THE INPUT
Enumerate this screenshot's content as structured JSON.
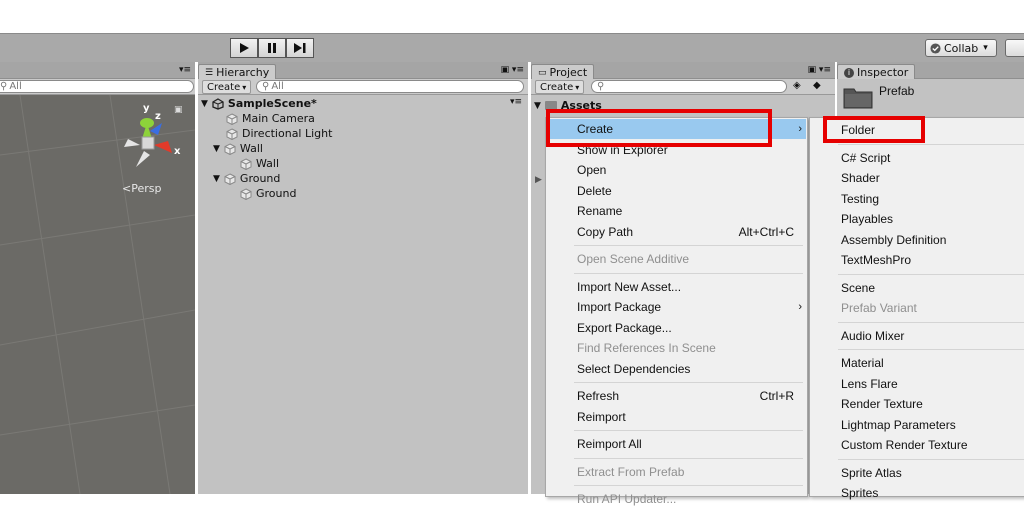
{
  "toolbar": {
    "collab_label": "Collab",
    "collab_check_icon": "check-circle-icon",
    "collab_arrow": "▾"
  },
  "scene": {
    "search_placeholder": "All",
    "persp_label": "<Persp",
    "axis_x": "x",
    "axis_y": "y",
    "axis_z": "z"
  },
  "hierarchy": {
    "tab_label": "Hierarchy",
    "create_label": "Create",
    "search_placeholder": "All",
    "items": [
      {
        "label": "SampleScene*",
        "level": 0,
        "expanded": true,
        "bold": true
      },
      {
        "label": "Main Camera",
        "level": 1
      },
      {
        "label": "Directional Light",
        "level": 1
      },
      {
        "label": "Wall",
        "level": 1,
        "expanded": true
      },
      {
        "label": "Wall",
        "level": 2
      },
      {
        "label": "Ground",
        "level": 1,
        "expanded": true
      },
      {
        "label": "Ground",
        "level": 2
      }
    ]
  },
  "project": {
    "tab_label": "Project",
    "create_label": "Create",
    "assets_label": "Assets"
  },
  "inspector": {
    "tab_label": "Inspector",
    "object_name": "Prefab"
  },
  "context_menu": {
    "items": [
      {
        "label": "Create",
        "submenu": true,
        "highlighted": true
      },
      {
        "label": "Show in Explorer"
      },
      {
        "label": "Open"
      },
      {
        "label": "Delete"
      },
      {
        "label": "Rename"
      },
      {
        "label": "Copy Path",
        "shortcut": "Alt+Ctrl+C"
      },
      {
        "separator": true
      },
      {
        "label": "Open Scene Additive",
        "disabled": true
      },
      {
        "separator": true
      },
      {
        "label": "Import New Asset..."
      },
      {
        "label": "Import Package",
        "submenu": true
      },
      {
        "label": "Export Package..."
      },
      {
        "label": "Find References In Scene",
        "disabled": true
      },
      {
        "label": "Select Dependencies"
      },
      {
        "separator": true
      },
      {
        "label": "Refresh",
        "shortcut": "Ctrl+R"
      },
      {
        "label": "Reimport"
      },
      {
        "separator": true
      },
      {
        "label": "Reimport All"
      },
      {
        "separator": true
      },
      {
        "label": "Extract From Prefab",
        "disabled": true
      },
      {
        "separator": true
      },
      {
        "label": "Run API Updater...",
        "disabled": true
      }
    ]
  },
  "create_submenu": {
    "items": [
      {
        "label": "Folder"
      },
      {
        "separator": true
      },
      {
        "label": "C# Script"
      },
      {
        "label": "Shader",
        "submenu": true
      },
      {
        "label": "Testing",
        "submenu": true
      },
      {
        "label": "Playables",
        "submenu": true
      },
      {
        "label": "Assembly Definition"
      },
      {
        "label": "TextMeshPro",
        "submenu": true
      },
      {
        "separator": true
      },
      {
        "label": "Scene"
      },
      {
        "label": "Prefab Variant",
        "disabled": true
      },
      {
        "separator": true
      },
      {
        "label": "Audio Mixer"
      },
      {
        "separator": true
      },
      {
        "label": "Material"
      },
      {
        "label": "Lens Flare"
      },
      {
        "label": "Render Texture"
      },
      {
        "label": "Lightmap Parameters"
      },
      {
        "label": "Custom Render Texture"
      },
      {
        "separator": true
      },
      {
        "label": "Sprite Atlas"
      },
      {
        "label": "Sprites",
        "submenu": true
      }
    ]
  },
  "colors": {
    "highlight": "#99c9ef",
    "annotation_red": "#e60000"
  }
}
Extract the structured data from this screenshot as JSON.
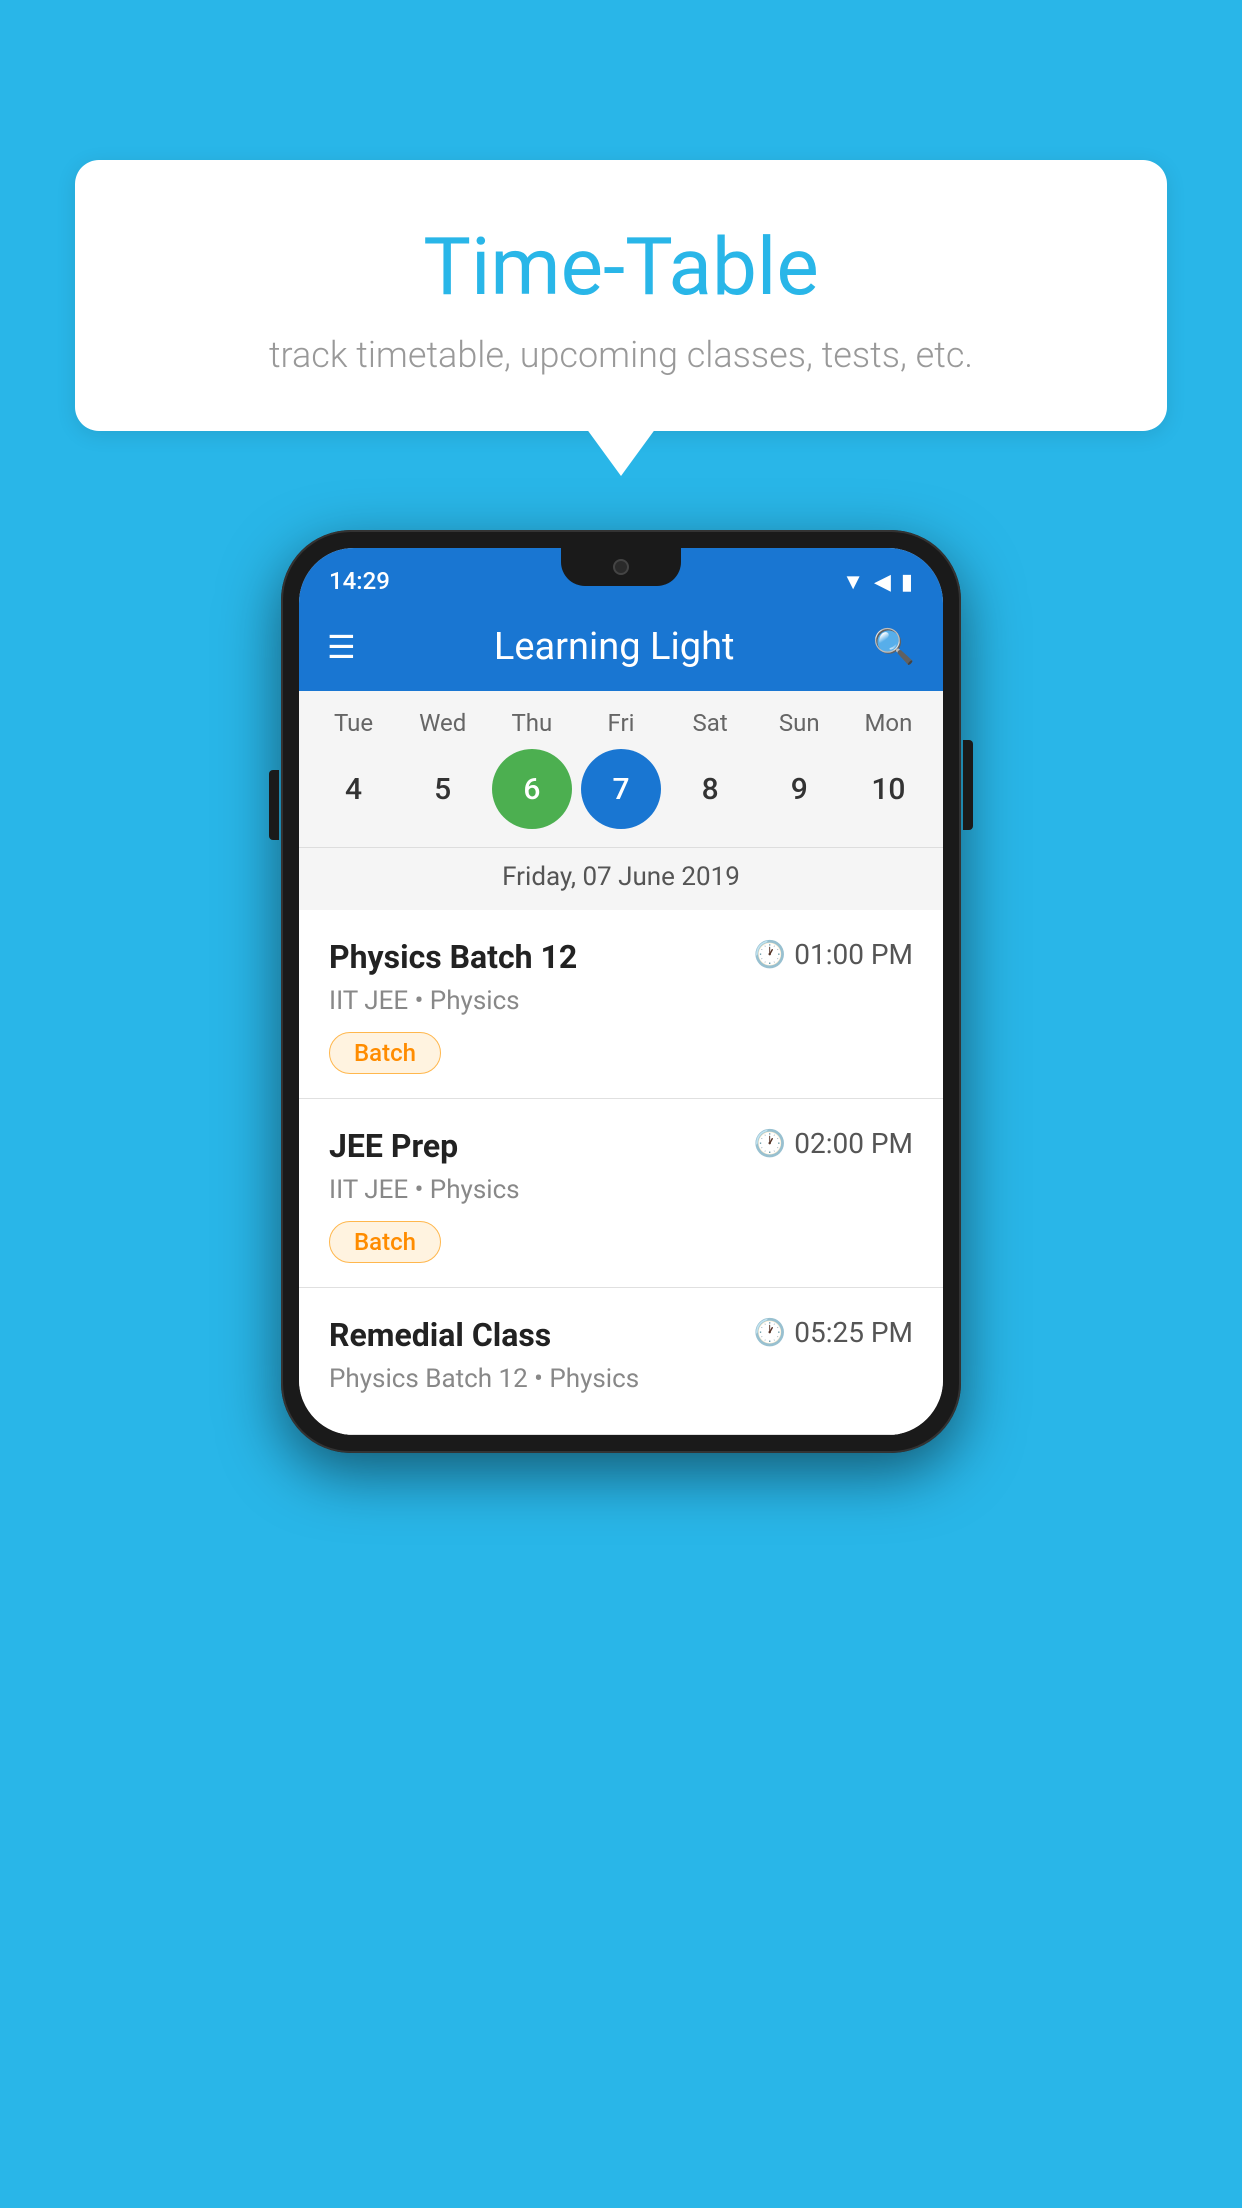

SET EXERCISE
Copy out each line in the preceding records that contains "Open".

COMPLETED TASK
        "label": "Open"
        "label": "Open Scene Additive",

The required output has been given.